# The input start
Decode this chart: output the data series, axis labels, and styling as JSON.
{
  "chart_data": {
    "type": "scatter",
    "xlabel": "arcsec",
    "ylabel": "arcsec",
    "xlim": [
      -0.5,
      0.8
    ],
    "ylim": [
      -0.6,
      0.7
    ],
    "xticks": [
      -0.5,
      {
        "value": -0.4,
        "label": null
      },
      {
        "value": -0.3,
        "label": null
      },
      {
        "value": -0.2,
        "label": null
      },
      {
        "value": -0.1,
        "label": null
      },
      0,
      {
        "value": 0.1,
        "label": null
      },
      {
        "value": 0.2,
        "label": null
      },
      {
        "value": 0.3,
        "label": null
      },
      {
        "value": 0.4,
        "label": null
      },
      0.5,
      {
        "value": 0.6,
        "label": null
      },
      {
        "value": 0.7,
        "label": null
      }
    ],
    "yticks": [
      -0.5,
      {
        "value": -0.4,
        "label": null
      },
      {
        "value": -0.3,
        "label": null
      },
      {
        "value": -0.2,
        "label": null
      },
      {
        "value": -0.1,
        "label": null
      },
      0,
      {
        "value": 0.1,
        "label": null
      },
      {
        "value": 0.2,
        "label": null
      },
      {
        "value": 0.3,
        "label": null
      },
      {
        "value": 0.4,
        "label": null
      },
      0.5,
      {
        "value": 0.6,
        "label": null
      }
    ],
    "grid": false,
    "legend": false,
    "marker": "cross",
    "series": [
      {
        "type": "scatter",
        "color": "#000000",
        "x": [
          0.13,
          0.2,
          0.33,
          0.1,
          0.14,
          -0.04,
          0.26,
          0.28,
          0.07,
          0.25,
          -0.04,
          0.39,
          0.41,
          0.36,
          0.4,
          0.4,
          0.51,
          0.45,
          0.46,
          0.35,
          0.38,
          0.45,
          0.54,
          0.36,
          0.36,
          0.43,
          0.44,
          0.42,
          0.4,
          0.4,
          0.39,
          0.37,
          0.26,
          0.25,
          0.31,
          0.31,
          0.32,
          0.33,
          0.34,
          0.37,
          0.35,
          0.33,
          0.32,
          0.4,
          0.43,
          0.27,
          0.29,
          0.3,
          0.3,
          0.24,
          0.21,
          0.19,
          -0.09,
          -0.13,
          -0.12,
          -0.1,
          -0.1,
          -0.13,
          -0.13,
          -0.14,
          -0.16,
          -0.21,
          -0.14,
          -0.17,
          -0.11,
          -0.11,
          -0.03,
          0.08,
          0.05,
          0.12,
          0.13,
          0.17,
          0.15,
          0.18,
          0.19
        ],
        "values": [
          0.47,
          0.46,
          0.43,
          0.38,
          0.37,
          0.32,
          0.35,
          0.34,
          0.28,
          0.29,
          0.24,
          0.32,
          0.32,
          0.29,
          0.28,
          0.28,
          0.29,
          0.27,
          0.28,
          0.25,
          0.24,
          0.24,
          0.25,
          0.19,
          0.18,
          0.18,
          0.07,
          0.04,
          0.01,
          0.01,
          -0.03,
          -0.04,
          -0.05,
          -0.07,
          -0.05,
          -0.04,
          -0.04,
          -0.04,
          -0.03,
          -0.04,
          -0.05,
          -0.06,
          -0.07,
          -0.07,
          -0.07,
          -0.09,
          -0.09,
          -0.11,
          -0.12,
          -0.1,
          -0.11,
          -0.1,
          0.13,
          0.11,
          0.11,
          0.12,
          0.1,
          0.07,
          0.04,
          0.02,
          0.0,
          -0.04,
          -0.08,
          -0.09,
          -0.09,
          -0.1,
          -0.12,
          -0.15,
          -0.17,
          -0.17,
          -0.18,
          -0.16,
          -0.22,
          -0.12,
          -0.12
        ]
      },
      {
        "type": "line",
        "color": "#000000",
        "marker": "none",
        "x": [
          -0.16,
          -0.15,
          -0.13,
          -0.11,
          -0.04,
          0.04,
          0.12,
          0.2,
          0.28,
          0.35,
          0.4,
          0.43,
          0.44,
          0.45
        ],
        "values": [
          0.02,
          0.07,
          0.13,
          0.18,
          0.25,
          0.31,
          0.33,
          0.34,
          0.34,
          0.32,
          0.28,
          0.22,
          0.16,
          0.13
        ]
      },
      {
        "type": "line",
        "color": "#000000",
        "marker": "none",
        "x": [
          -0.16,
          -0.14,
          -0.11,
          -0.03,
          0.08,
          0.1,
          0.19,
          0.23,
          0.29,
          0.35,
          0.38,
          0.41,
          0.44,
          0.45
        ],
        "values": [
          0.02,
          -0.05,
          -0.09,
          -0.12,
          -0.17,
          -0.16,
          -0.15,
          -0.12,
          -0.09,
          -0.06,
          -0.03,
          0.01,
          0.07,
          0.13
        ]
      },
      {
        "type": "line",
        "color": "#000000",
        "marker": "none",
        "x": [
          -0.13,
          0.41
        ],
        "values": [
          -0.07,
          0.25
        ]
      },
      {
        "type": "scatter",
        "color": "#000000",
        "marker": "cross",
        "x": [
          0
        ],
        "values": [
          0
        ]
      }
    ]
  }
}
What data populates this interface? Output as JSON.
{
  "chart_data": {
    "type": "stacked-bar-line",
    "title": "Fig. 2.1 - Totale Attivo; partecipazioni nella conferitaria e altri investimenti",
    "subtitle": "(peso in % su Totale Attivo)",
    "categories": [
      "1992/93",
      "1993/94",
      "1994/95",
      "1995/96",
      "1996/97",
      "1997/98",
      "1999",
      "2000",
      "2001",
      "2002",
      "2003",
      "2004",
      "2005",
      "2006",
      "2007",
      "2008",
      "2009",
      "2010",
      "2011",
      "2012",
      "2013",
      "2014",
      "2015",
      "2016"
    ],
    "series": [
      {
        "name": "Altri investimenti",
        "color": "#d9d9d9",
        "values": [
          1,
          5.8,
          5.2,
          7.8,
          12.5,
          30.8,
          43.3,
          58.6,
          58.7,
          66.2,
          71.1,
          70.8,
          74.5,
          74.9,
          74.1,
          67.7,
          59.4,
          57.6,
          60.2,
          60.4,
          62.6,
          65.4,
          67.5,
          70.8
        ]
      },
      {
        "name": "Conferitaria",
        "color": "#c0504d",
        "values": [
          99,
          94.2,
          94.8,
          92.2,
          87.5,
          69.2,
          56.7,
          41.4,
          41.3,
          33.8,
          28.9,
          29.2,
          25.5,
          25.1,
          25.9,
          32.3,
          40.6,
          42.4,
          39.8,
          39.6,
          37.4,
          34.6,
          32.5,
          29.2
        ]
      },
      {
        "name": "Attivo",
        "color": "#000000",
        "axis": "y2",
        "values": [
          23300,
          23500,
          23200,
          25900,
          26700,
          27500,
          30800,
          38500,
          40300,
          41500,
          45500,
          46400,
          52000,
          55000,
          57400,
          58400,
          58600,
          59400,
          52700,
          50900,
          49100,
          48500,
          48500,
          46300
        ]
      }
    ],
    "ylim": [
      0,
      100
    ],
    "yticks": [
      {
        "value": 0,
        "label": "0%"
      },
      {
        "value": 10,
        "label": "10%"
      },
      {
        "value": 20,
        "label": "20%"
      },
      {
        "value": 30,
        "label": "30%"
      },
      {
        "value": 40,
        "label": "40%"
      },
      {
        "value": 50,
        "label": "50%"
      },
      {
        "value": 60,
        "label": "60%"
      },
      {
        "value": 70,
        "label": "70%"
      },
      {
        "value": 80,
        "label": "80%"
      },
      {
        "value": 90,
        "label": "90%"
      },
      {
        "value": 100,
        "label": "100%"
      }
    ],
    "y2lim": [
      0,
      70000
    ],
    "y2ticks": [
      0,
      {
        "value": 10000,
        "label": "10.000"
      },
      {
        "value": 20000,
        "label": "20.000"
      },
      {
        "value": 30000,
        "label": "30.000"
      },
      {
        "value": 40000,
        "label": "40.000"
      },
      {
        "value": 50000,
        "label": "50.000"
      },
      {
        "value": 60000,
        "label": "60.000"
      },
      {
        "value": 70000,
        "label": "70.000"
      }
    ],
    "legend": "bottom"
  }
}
# The input end
Aim — Of the lines above, copy each that contains "JSON".

Task answer —
Decode this chart: output the data series, axis labels, and styling as JSON.
What data populates this interface? Output as JSON.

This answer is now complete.